(Data entries for graphics)
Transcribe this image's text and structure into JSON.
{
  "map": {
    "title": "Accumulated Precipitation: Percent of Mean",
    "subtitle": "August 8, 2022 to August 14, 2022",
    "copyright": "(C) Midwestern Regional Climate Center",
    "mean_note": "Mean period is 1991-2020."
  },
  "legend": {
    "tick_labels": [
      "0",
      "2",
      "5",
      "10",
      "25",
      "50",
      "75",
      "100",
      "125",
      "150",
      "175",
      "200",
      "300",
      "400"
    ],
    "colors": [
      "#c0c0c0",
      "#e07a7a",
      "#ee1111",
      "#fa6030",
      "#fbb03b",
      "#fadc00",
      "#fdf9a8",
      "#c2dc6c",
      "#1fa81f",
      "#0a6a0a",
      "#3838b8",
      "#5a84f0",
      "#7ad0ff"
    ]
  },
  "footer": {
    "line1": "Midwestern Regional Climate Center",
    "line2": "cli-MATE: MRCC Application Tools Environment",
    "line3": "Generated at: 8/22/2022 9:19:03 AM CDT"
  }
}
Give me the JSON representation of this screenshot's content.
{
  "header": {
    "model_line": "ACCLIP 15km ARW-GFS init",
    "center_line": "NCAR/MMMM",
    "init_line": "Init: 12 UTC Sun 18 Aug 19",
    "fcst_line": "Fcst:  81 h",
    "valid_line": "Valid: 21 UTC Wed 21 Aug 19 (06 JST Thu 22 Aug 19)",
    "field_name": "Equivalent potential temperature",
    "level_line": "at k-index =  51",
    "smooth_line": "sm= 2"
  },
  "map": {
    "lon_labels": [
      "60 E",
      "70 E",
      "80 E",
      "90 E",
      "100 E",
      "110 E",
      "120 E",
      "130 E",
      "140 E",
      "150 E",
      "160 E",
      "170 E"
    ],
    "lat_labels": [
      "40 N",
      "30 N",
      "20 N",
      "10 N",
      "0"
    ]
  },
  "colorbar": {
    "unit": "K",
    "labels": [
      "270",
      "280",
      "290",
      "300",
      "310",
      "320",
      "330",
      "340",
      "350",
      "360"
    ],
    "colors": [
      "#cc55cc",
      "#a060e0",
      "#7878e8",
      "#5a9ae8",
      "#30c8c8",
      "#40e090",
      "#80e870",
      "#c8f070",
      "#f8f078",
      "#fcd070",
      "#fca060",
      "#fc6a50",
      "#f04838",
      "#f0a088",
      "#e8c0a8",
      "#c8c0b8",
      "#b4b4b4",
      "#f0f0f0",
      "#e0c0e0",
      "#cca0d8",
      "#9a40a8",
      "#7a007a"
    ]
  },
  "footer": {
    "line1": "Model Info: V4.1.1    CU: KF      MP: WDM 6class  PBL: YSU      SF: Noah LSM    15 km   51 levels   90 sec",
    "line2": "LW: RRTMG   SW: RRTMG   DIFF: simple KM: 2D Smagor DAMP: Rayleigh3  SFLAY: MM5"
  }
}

INSTRUCTIONS FOR THE TASK: Copy out every line of the listing that includes the string "Mean".

SOLUTION:
    "title": "Accumulated Precipitation: Percent of Mean",
    "mean_note": "Mean period is 1991-2020."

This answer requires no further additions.